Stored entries
****

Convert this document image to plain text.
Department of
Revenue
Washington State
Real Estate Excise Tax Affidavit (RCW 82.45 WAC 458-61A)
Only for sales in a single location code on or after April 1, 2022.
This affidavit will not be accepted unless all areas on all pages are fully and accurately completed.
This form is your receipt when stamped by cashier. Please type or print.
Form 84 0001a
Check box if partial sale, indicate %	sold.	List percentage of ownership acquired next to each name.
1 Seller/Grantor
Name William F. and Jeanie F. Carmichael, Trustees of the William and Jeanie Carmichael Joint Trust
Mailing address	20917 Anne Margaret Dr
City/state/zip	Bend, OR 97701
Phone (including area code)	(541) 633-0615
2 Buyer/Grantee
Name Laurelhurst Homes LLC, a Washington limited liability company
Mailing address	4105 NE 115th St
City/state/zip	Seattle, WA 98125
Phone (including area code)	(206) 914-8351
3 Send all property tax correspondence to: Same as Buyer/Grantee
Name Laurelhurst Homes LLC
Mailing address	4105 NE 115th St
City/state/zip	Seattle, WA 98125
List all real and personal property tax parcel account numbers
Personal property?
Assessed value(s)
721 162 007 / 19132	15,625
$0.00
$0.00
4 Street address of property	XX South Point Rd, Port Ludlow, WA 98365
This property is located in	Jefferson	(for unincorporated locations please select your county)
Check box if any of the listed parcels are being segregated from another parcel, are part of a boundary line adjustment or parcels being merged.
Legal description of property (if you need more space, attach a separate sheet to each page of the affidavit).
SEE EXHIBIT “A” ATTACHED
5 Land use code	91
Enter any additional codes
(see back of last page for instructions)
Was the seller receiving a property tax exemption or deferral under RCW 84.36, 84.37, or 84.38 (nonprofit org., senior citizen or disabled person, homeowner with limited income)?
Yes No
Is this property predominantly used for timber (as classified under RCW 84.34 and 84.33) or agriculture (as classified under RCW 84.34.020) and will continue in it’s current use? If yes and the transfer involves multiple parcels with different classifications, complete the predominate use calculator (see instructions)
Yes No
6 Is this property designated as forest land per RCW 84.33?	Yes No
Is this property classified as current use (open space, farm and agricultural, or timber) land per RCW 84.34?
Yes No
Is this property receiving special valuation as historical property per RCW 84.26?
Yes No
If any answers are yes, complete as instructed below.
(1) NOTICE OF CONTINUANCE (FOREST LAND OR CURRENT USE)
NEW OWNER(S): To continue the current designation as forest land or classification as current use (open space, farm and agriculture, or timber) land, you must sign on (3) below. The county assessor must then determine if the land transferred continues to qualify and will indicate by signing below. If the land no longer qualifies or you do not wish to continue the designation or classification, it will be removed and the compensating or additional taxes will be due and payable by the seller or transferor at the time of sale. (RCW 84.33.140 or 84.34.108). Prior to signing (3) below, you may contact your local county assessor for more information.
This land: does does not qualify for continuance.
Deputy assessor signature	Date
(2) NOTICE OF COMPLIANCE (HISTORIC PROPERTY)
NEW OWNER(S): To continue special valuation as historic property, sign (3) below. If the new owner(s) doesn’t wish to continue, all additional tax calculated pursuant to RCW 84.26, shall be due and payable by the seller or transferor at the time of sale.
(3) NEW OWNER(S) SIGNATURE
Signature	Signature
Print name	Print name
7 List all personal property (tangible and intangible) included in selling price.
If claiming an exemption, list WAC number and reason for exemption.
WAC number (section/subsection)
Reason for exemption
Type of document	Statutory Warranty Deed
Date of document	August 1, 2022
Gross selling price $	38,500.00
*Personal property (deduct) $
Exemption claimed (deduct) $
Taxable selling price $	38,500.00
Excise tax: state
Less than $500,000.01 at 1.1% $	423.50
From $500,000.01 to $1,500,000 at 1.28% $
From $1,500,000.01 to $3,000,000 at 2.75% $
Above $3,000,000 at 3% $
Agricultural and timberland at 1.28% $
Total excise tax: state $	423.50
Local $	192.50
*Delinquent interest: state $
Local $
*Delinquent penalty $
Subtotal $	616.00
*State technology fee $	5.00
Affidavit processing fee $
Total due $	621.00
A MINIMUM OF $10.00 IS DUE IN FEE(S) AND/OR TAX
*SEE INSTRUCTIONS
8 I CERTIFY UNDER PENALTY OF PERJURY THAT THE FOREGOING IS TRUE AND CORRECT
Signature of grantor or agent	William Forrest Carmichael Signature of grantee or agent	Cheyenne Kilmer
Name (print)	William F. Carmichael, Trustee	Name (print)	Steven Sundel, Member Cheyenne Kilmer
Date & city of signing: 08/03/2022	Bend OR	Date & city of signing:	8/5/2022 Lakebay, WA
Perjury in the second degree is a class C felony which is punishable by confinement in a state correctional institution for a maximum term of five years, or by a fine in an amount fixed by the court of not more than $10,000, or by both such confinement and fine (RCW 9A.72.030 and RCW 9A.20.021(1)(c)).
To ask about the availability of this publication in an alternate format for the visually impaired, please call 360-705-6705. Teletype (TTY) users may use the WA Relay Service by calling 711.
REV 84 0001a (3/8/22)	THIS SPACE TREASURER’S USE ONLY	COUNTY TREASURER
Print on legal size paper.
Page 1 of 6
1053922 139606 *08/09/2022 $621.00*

****

(INSTRUCTION) Print the material above once more, exactly.

(RESPONSE)
Convert this document image to plain text.
Department of
Revenue
Washington State
Real Estate Excise Tax Affidavit (RCW 82.45 WAC 458-61A)
Only for sales in a single location code on or after April 1, 2022.
This affidavit will not be accepted unless all areas on all pages are fully and accurately completed.
This form is your receipt when stamped by cashier. Please type or print.
Form 84 0001a
Check box if partial sale, indicate %	sold.	List percentage of ownership acquired next to each name.
1 Seller/Grantor
Name William F. and Jeanie F. Carmichael, Trustees of the William and Jeanie Carmichael Joint Trust
Mailing address	20917 Anne Margaret Dr
City/state/zip	Bend, OR 97701
Phone (including area code)	(541) 633-0615
2 Buyer/Grantee
Name Laurelhurst Homes LLC, a Washington limited liability company
Mailing address	4105 NE 115th St
City/state/zip	Seattle, WA 98125
Phone (including area code)	(206) 914-8351
3 Send all property tax correspondence to: Same as Buyer/Grantee
Name Laurelhurst Homes LLC
Mailing address	4105 NE 115th St
City/state/zip	Seattle, WA 98125
List all real and personal property tax parcel account numbers
Personal property?
Assessed value(s)
721 162 007 / 19132	15,625
$0.00
$0.00
4 Street address of property	XX South Point Rd, Port Ludlow, WA 98365
This property is located in	Jefferson	(for unincorporated locations please select your county)
Check box if any of the listed parcels are being segregated from another parcel, are part of a boundary line adjustment or parcels being merged.
Legal description of property (if you need more space, attach a separate sheet to each page of the affidavit).
SEE EXHIBIT “A” ATTACHED
5 Land use code	91
Enter any additional codes
(see back of last page for instructions)
Was the seller receiving a property tax exemption or deferral under RCW 84.36, 84.37, or 84.38 (nonprofit org., senior citizen or disabled person, homeowner with limited income)?
Yes No
Is this property predominantly used for timber (as classified under RCW 84.34 and 84.33) or agriculture (as classified under RCW 84.34.020) and will continue in it’s current use? If yes and the transfer involves multiple parcels with different classifications, complete the predominate use calculator (see instructions)
Yes No
6 Is this property designated as forest land per RCW 84.33?	Yes No
Is this property classified as current use (open space, farm and agricultural, or timber) land per RCW 84.34?
Yes No
Is this property receiving special valuation as historical property per RCW 84.26?
Yes No
If any answers are yes, complete as instructed below.
(1) NOTICE OF CONTINUANCE (FOREST LAND OR CURRENT USE)
NEW OWNER(S): To continue the current designation as forest land or classification as current use (open space, farm and agriculture, or timber) land, you must sign on (3) below. The county assessor must then determine if the land transferred continues to qualify and will indicate by signing below. If the land no longer qualifies or you do not wish to continue the designation or classification, it will be removed and the compensating or additional taxes will be due and payable by the seller or transferor at the time of sale. (RCW 84.33.140 or 84.34.108). Prior to signing (3) below, you may contact your local county assessor for more information.
This land: does does not qualify for continuance.
Deputy assessor signature	Date
(2) NOTICE OF COMPLIANCE (HISTORIC PROPERTY)
NEW OWNER(S): To continue special valuation as historic property, sign (3) below. If the new owner(s) doesn’t wish to continue, all additional tax calculated pursuant to RCW 84.26, shall be due and payable by the seller or transferor at the time of sale.
(3) NEW OWNER(S) SIGNATURE
Signature	Signature
Print name	Print name
7 List all personal property (tangible and intangible) included in selling price.
If claiming an exemption, list WAC number and reason for exemption.
WAC number (section/subsection)
Reason for exemption
Type of document	Statutory Warranty Deed
Date of document	August 1, 2022
Gross selling price $	38,500.00
*Personal property (deduct) $
Exemption claimed (deduct) $
Taxable selling price $	38,500.00
Excise tax: state
Less than $500,000.01 at 1.1% $	423.50
From $500,000.01 to $1,500,000 at 1.28% $
From $1,500,000.01 to $3,000,000 at 2.75% $
Above $3,000,000 at 3% $
Agricultural and timberland at 1.28% $
Total excise tax: state $	423.50
Local $	192.50
*Delinquent interest: state $
Local $
*Delinquent penalty $
Subtotal $	616.00
*State technology fee $	5.00
Affidavit processing fee $
Total due $	621.00
A MINIMUM OF $10.00 IS DUE IN FEE(S) AND/OR TAX
*SEE INSTRUCTIONS
8 I CERTIFY UNDER PENALTY OF PERJURY THAT THE FOREGOING IS TRUE AND CORRECT
Signature of grantor or agent	William Forrest Carmichael Signature of grantee or agent	Cheyenne Kilmer
Name (print)	William F. Carmichael, Trustee	Name (print)	Steven Sundel, Member Cheyenne Kilmer
Date & city of signing: 08/03/2022	Bend OR	Date & city of signing:	8/5/2022 Lakebay, WA
Perjury in the second degree is a class C felony which is punishable by confinement in a state correctional institution for a maximum term of five years, or by a fine in an amount fixed by the court of not more than $10,000, or by both such confinement and fine (RCW 9A.72.030 and RCW 9A.20.021(1)(c)).
To ask about the availability of this publication in an alternate format for the visually impaired, please call 360-705-6705. Teletype (TTY) users may use the WA Relay Service by calling 711.
REV 84 0001a (3/8/22)	THIS SPACE TREASURER’S USE ONLY	COUNTY TREASURER
Print on legal size paper.
Page 1 of 6
1053922 139606 *08/09/2022 $621.00*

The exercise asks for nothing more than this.